▶ [Figure content listings]:

####################

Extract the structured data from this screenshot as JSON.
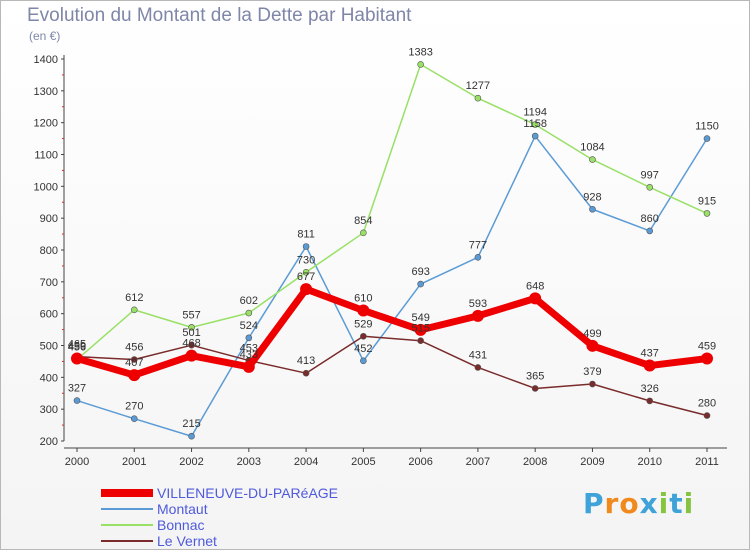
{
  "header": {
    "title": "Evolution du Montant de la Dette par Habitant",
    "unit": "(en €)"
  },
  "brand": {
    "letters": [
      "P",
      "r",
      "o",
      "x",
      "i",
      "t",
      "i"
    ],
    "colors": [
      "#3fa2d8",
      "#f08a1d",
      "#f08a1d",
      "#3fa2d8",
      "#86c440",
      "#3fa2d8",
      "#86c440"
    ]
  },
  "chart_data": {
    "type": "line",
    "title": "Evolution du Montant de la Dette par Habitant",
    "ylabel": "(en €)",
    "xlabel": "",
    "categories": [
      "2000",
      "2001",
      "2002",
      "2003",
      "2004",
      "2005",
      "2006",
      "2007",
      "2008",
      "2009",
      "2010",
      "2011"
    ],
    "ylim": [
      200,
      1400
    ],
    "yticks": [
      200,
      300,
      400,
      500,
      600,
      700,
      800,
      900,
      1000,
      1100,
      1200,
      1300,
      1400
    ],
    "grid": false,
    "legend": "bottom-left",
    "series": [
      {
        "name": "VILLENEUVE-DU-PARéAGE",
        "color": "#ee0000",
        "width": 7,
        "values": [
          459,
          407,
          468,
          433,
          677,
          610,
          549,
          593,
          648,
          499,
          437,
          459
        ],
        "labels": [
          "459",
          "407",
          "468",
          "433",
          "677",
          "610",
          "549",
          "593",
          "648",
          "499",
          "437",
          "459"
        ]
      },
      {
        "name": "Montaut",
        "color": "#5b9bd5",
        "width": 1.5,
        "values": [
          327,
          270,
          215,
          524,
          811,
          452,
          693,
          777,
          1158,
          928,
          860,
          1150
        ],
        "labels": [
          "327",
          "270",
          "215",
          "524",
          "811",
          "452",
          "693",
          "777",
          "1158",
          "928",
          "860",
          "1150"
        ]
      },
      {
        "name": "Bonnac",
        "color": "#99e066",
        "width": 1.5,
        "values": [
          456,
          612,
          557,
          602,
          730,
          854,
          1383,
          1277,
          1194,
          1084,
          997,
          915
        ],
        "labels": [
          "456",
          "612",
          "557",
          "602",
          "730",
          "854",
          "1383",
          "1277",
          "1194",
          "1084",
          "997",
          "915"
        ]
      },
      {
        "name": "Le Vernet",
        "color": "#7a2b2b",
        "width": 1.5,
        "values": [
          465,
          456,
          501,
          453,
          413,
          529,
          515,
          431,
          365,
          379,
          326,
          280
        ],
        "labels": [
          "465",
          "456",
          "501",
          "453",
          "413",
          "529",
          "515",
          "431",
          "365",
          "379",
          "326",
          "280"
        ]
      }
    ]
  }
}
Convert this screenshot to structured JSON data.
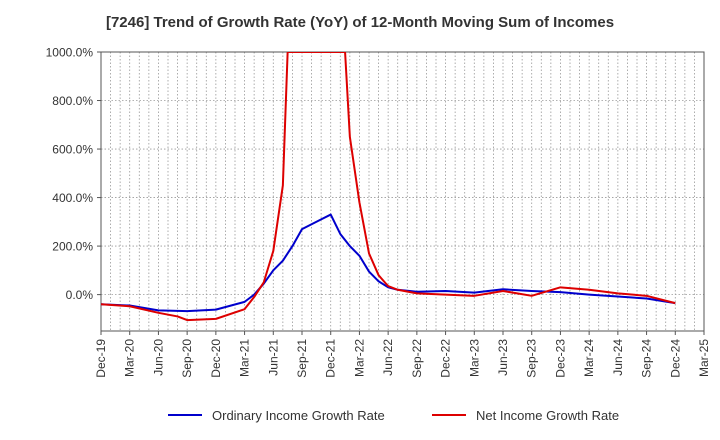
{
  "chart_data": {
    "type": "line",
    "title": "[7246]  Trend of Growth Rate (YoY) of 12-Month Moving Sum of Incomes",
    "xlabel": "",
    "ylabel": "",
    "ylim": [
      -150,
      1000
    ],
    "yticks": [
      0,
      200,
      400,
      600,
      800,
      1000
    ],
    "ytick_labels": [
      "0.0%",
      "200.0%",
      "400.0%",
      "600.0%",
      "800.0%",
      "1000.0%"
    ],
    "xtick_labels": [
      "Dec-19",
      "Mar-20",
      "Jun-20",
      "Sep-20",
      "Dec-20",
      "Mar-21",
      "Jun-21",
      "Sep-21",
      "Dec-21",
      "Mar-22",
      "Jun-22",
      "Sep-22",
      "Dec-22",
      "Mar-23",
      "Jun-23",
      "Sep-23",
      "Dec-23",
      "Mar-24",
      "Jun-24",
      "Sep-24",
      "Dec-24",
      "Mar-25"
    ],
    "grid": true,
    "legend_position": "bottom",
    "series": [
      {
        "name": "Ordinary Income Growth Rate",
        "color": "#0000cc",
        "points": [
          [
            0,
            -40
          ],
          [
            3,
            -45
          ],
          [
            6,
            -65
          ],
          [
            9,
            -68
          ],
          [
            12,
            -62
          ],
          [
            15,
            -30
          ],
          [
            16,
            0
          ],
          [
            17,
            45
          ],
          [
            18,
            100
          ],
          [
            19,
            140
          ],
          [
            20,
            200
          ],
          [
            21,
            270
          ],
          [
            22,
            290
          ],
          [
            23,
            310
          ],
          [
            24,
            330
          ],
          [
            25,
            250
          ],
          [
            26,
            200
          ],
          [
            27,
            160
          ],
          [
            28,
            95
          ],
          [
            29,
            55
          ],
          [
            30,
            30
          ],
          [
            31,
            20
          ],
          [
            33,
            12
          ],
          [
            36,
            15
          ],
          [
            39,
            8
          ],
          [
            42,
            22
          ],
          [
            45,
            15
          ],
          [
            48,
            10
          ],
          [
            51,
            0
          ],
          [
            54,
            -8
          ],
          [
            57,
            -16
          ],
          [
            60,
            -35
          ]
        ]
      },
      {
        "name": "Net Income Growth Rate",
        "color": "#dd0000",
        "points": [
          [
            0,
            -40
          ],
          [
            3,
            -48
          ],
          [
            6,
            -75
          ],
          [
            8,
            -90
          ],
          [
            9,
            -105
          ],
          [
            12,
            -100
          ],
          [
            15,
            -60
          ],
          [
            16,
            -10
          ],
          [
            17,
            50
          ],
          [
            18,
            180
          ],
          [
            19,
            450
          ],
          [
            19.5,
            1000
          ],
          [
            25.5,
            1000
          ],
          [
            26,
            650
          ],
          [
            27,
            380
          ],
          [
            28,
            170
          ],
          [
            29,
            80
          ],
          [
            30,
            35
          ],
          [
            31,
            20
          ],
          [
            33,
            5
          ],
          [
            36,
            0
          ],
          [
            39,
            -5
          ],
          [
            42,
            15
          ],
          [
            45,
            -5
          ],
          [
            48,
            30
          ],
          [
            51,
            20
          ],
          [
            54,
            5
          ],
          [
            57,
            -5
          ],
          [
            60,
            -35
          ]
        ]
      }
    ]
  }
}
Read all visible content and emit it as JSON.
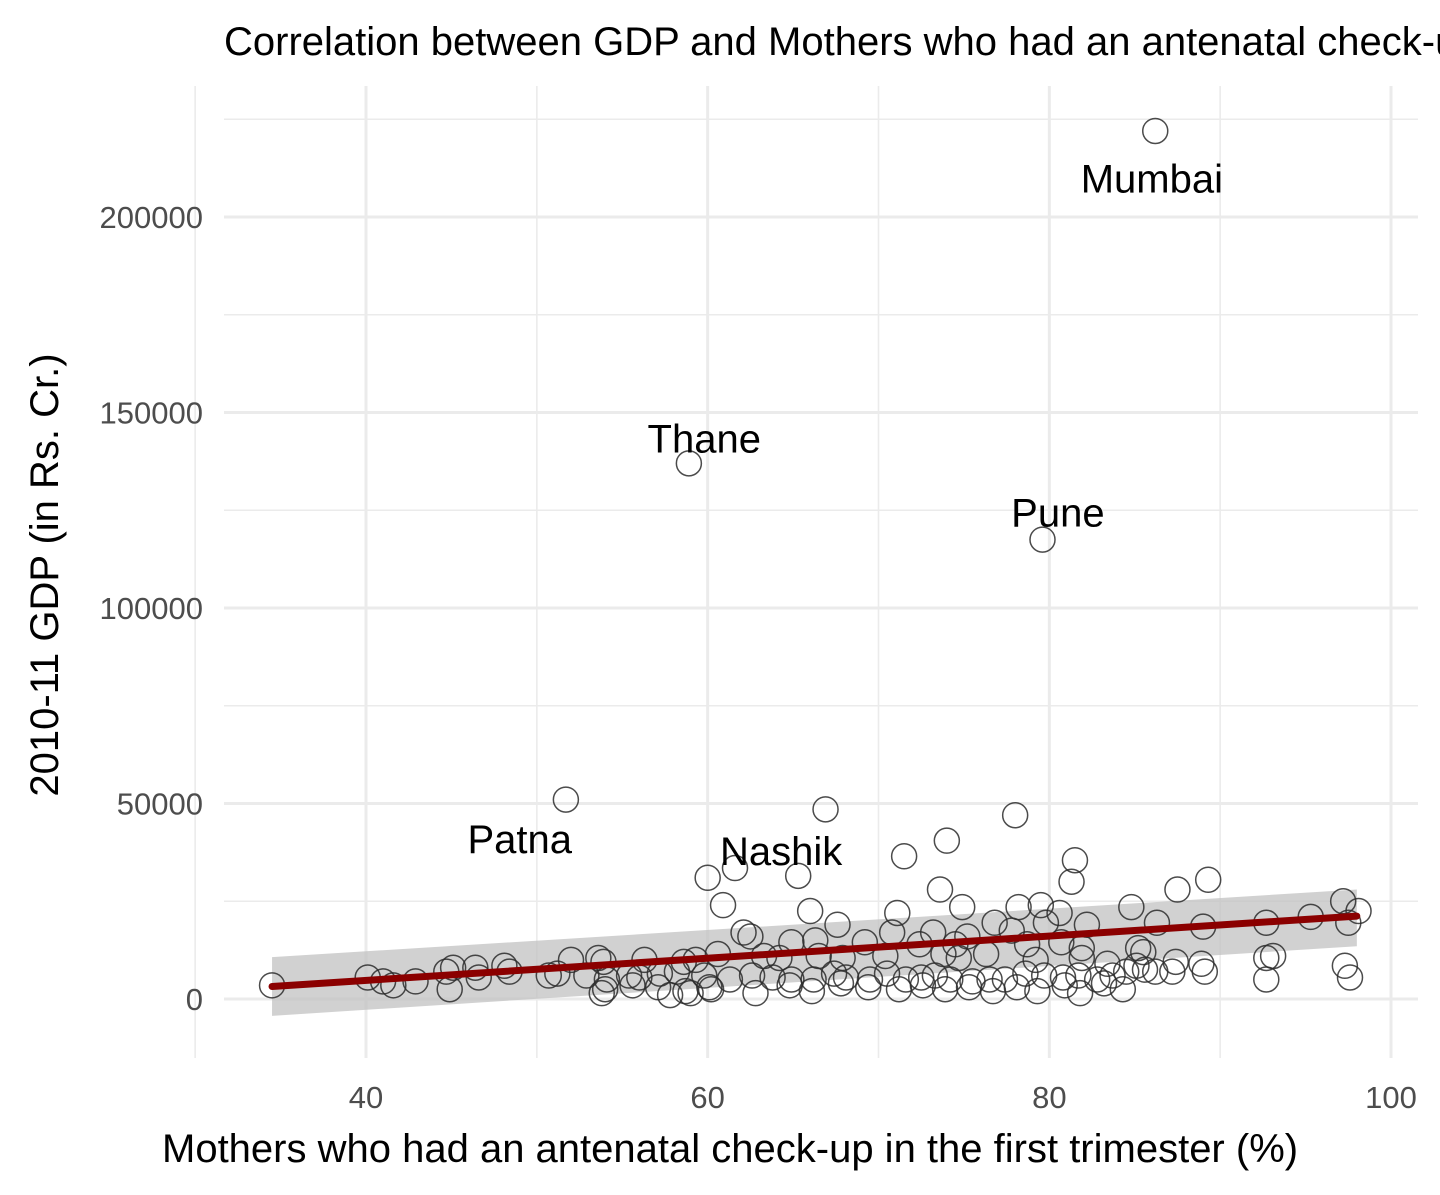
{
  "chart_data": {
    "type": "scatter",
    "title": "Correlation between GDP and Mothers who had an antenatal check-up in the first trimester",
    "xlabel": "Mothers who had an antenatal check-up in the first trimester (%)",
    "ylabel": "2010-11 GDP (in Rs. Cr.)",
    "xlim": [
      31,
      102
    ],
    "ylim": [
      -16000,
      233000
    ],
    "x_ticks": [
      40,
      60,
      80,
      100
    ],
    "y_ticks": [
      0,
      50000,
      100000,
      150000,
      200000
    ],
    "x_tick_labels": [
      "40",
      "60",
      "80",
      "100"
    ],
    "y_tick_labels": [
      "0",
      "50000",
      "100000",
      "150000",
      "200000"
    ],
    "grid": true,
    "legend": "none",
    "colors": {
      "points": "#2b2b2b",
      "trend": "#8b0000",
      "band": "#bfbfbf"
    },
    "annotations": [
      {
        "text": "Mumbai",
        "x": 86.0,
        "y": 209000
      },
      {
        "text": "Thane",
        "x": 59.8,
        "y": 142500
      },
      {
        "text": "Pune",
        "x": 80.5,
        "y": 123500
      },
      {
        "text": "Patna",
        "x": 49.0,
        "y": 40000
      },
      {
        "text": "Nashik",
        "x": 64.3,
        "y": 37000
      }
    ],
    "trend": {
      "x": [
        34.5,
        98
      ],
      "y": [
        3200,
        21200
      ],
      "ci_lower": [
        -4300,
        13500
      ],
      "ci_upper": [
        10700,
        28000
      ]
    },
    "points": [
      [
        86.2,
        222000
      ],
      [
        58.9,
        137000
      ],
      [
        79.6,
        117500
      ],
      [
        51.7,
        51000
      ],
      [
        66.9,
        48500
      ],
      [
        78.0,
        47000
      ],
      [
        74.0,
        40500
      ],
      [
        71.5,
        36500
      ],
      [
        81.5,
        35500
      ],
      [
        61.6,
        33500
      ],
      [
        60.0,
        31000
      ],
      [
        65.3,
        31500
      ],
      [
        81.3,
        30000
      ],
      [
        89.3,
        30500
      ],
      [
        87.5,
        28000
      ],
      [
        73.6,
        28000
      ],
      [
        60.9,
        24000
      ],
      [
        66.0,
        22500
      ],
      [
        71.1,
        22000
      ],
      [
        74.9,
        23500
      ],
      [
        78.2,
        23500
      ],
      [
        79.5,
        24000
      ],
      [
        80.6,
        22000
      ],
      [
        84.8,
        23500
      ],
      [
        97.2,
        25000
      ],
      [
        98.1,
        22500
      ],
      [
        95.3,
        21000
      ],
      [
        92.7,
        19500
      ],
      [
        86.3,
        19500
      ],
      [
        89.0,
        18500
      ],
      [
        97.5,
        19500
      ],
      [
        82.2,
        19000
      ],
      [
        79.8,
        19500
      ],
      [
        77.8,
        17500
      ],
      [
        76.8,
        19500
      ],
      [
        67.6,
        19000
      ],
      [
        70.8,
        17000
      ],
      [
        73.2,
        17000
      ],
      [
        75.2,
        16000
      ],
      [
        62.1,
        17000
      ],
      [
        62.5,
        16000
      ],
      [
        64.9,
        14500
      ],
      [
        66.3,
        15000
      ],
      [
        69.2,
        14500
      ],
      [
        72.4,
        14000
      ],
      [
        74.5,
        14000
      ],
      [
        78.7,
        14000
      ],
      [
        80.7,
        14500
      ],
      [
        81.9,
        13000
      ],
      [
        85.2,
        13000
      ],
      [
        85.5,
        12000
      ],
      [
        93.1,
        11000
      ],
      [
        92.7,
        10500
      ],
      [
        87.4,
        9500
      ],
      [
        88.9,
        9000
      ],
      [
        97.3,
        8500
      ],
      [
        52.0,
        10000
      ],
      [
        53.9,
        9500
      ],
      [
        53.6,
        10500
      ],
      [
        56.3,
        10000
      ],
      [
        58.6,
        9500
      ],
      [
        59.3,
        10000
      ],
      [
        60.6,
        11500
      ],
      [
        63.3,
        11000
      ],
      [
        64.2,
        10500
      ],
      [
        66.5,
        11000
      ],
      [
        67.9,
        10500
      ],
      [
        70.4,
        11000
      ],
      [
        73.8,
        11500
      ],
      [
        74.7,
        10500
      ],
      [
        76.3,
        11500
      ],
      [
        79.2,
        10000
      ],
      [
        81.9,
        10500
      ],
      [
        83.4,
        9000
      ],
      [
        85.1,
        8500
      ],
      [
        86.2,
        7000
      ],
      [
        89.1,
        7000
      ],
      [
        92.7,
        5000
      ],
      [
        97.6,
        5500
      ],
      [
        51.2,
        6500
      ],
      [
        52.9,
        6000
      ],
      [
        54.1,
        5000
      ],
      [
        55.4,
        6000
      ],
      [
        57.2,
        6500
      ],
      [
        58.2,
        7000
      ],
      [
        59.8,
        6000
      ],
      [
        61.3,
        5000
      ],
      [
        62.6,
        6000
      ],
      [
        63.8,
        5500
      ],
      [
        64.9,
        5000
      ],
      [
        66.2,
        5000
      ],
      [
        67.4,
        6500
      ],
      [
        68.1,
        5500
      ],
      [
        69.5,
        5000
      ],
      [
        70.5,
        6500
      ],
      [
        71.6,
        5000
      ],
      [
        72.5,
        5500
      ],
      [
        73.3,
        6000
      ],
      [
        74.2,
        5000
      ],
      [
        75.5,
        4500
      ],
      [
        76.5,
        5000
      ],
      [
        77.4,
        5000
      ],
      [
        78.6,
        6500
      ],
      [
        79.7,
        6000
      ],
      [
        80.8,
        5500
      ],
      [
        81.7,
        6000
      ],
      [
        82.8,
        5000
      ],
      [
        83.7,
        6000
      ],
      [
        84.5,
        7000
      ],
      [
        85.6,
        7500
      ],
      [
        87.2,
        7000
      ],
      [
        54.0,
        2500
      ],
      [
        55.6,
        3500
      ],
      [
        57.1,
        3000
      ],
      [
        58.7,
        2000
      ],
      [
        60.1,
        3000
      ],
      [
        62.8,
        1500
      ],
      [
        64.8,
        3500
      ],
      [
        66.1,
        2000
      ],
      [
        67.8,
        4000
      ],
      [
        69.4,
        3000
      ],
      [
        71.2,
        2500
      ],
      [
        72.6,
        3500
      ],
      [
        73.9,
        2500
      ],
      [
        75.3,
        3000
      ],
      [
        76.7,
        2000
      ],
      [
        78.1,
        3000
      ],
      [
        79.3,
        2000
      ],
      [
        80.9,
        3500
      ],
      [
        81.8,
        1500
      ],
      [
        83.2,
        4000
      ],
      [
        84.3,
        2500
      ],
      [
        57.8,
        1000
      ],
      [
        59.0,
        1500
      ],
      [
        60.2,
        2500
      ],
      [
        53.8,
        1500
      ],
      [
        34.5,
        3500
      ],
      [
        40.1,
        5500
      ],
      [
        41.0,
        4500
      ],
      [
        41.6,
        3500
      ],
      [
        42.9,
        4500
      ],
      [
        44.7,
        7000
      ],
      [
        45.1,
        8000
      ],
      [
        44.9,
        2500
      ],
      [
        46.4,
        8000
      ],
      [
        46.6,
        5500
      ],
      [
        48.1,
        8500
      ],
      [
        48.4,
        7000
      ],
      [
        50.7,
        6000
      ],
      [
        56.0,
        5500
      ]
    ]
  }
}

####################

▶ [Aim]:
Pull out each line of the listing that holds the string "Mothers".

▶ [Exercise output]:
    "title": "Correlation between GDP and Mothers who had an antenatal check-up in the first trimester",
    "xlabel": "Mothers who had an antenatal check-up in the first trimester (%)",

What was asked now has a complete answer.